------ PROVIDED RECORDS ------

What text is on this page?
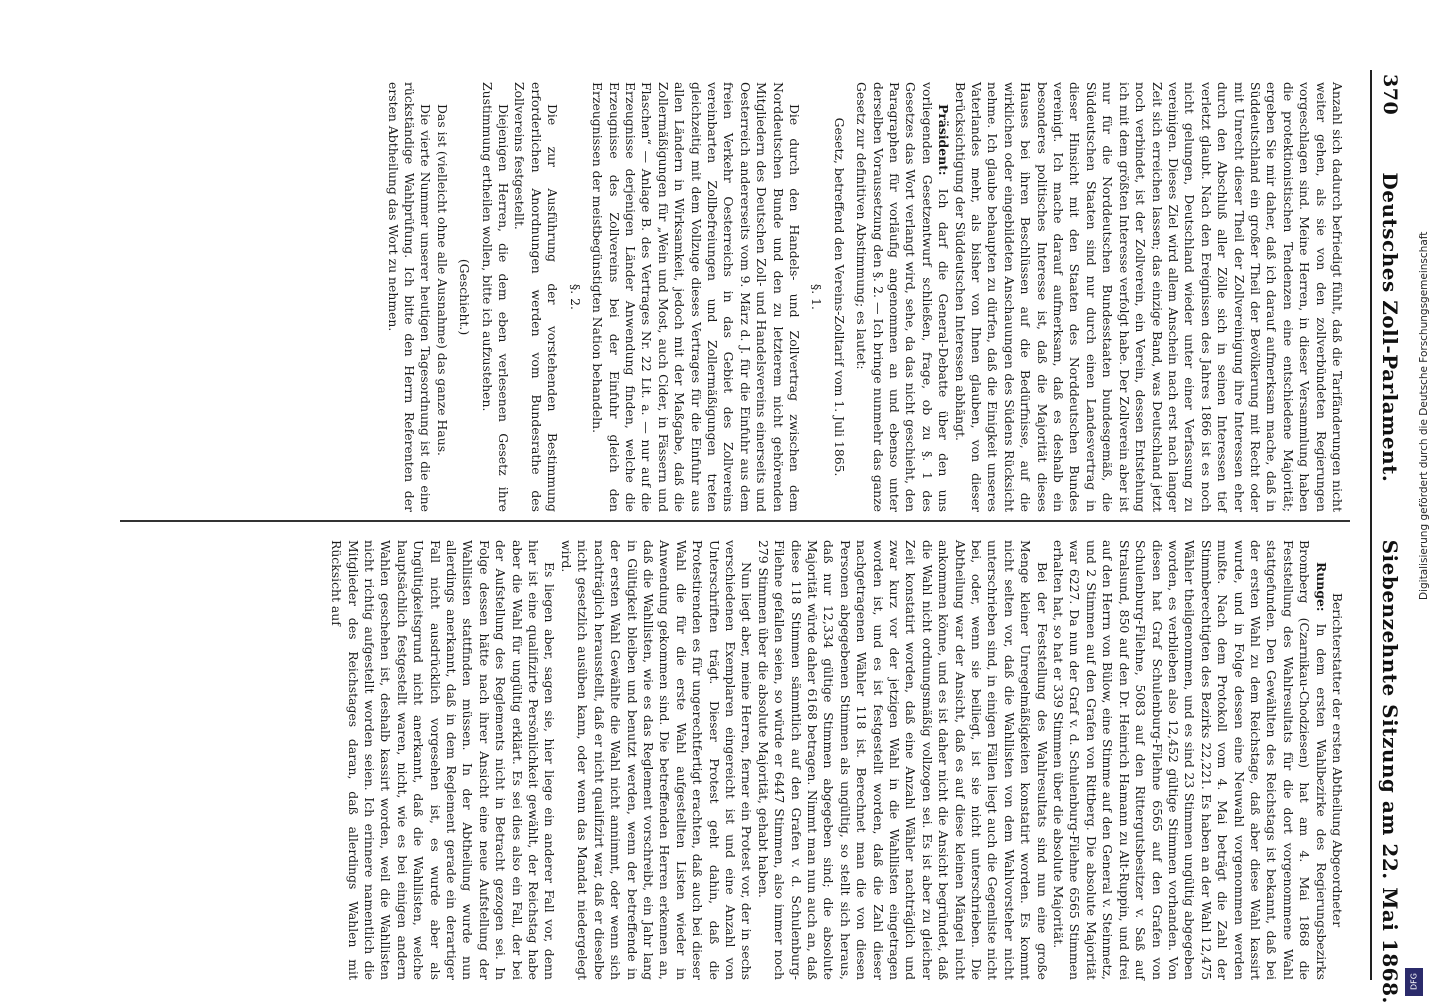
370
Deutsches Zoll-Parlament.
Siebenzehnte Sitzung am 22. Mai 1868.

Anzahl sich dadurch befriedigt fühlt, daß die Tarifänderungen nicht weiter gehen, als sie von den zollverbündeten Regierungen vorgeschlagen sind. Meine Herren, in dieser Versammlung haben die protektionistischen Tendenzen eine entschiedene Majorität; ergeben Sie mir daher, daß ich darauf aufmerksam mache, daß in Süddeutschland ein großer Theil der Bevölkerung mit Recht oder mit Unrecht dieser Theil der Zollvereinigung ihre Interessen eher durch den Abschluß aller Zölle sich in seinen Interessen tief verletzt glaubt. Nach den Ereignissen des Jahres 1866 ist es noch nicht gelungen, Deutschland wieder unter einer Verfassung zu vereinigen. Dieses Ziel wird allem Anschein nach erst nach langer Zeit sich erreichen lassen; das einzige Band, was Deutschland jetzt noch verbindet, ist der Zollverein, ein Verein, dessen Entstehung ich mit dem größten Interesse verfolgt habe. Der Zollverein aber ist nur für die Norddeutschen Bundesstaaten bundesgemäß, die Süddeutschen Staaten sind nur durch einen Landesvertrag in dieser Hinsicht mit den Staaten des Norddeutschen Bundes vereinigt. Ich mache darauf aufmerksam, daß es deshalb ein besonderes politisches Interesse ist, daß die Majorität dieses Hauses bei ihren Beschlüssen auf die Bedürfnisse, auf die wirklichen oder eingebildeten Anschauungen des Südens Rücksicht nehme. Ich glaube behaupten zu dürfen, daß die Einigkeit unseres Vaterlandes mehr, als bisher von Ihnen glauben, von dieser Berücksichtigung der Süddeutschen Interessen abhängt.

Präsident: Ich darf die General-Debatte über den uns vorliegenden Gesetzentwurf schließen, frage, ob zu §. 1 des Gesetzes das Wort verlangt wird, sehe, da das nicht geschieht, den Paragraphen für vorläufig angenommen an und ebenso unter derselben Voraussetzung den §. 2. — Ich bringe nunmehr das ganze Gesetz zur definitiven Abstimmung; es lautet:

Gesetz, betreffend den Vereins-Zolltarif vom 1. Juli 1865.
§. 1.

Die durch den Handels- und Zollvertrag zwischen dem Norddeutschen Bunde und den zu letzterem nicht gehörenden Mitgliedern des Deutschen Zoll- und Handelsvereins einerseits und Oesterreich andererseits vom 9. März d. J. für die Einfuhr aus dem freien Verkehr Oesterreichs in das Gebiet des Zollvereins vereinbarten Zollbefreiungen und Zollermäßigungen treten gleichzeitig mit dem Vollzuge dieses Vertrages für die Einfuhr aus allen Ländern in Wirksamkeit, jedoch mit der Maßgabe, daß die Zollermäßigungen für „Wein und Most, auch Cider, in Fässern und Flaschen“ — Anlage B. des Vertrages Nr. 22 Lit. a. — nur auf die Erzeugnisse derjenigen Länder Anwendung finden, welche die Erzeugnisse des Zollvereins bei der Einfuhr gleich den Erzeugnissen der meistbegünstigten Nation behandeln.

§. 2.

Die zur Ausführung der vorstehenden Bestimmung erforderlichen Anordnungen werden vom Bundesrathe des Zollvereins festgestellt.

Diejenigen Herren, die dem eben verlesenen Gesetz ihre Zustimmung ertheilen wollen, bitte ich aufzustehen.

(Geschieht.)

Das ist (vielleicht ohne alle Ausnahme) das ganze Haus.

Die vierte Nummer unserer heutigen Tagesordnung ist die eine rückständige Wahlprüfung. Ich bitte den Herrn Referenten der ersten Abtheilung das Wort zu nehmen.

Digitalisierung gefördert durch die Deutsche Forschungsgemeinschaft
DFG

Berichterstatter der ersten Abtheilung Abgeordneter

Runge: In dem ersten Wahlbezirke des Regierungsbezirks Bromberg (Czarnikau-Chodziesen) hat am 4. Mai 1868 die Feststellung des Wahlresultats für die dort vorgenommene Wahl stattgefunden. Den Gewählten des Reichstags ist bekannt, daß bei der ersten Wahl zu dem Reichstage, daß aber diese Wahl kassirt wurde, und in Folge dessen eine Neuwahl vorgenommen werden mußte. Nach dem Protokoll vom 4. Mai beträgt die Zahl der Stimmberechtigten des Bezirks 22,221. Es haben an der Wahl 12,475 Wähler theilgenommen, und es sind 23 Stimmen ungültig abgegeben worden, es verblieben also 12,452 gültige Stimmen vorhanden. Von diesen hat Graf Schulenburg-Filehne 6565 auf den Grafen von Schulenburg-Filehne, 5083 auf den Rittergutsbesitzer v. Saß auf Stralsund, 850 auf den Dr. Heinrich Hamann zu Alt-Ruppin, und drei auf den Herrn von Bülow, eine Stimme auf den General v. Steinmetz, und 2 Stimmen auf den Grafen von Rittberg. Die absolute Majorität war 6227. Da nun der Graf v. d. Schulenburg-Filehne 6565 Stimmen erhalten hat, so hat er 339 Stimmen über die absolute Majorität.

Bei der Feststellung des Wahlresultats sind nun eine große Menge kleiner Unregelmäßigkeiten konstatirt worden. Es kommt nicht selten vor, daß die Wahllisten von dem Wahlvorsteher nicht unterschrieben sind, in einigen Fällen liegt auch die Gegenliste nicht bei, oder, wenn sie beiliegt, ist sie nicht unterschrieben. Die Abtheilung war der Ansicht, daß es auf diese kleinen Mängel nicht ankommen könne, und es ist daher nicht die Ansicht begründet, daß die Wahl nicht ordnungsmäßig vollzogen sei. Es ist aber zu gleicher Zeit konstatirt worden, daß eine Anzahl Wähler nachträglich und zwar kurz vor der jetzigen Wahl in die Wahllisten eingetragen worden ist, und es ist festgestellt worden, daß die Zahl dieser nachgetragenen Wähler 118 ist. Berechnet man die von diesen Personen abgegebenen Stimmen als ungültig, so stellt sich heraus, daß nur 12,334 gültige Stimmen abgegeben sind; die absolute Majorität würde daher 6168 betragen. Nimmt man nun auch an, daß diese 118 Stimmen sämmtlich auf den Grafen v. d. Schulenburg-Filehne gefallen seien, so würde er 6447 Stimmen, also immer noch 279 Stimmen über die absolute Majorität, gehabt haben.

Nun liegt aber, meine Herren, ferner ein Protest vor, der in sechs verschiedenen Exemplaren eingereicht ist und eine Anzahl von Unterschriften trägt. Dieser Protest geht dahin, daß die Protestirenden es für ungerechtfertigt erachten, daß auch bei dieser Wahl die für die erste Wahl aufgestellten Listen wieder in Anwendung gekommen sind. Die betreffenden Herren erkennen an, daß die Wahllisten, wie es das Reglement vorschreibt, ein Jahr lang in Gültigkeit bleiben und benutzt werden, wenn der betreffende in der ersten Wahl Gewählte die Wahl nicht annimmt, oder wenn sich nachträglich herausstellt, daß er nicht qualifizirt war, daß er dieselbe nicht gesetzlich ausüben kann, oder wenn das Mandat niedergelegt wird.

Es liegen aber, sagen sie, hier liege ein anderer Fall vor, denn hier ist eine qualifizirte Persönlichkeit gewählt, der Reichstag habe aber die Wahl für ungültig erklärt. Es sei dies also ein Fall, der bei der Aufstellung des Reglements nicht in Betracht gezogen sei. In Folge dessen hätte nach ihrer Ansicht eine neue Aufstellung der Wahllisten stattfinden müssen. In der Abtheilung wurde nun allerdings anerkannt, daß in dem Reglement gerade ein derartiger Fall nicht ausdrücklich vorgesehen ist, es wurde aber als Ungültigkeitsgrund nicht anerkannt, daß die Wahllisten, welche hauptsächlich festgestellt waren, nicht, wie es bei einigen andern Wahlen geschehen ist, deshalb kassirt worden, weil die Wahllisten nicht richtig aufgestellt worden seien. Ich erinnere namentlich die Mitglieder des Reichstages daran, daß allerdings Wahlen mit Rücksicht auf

------
------ PROVIDED RECORDS ------

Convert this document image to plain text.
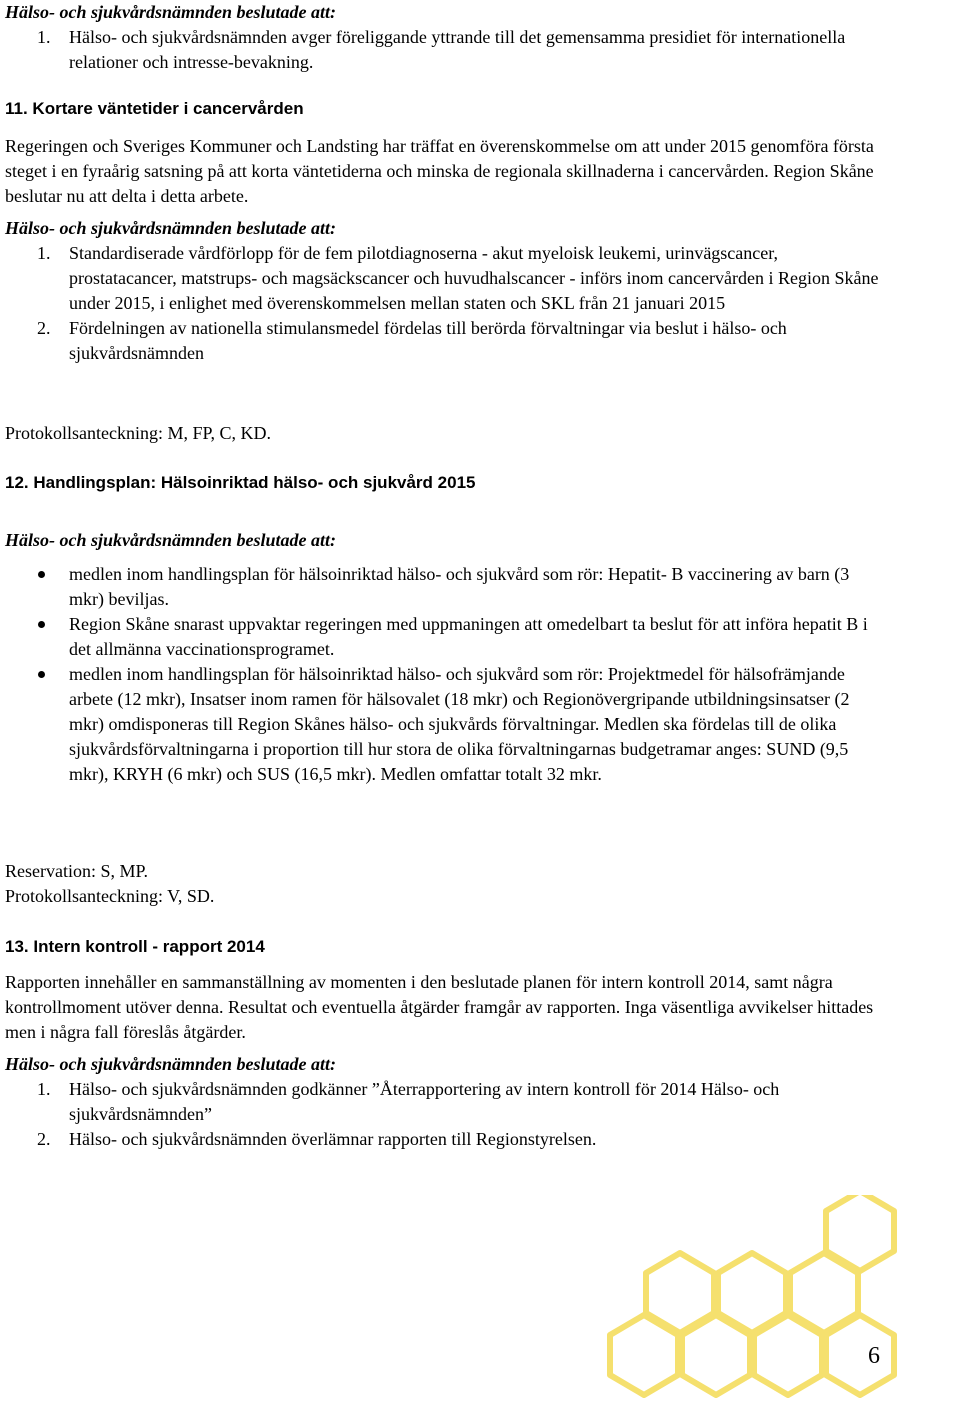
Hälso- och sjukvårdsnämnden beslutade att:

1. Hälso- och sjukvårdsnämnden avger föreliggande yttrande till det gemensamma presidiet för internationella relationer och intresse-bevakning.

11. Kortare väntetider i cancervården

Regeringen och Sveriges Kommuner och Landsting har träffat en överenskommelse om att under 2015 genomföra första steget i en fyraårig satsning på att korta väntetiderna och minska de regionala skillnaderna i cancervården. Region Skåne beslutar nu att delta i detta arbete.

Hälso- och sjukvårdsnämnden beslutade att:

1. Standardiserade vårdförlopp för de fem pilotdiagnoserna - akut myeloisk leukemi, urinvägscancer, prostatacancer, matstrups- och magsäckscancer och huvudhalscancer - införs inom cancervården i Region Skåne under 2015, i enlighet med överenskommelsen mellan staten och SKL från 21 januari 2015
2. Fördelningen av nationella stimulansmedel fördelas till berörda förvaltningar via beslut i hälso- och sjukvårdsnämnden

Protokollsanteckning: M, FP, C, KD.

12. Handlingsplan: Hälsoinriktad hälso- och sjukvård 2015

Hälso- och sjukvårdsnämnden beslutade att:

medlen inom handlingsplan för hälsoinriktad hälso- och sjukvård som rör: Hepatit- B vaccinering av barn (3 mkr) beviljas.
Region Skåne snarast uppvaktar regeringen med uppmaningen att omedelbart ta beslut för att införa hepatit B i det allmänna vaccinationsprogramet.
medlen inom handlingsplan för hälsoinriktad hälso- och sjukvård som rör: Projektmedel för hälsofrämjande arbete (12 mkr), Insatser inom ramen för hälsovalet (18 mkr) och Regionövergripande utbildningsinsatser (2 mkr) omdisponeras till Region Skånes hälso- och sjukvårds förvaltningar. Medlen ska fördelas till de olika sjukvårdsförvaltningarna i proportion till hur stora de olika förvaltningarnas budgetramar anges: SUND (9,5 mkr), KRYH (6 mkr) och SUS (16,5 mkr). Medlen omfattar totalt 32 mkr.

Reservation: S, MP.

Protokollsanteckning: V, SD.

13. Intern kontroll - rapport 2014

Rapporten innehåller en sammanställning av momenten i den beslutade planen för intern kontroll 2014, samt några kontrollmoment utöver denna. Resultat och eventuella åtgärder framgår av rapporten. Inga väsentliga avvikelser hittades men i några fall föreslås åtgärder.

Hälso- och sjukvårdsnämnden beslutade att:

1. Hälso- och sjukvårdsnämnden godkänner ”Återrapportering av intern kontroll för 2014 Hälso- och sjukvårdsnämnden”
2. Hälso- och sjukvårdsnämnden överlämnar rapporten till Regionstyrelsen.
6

------

EXERCISE
Whenever a line of the data above includes the word "this", copy that line.

ANSWER TO THE EXERCISE
What text is on this page?
Convert this document image to plain text.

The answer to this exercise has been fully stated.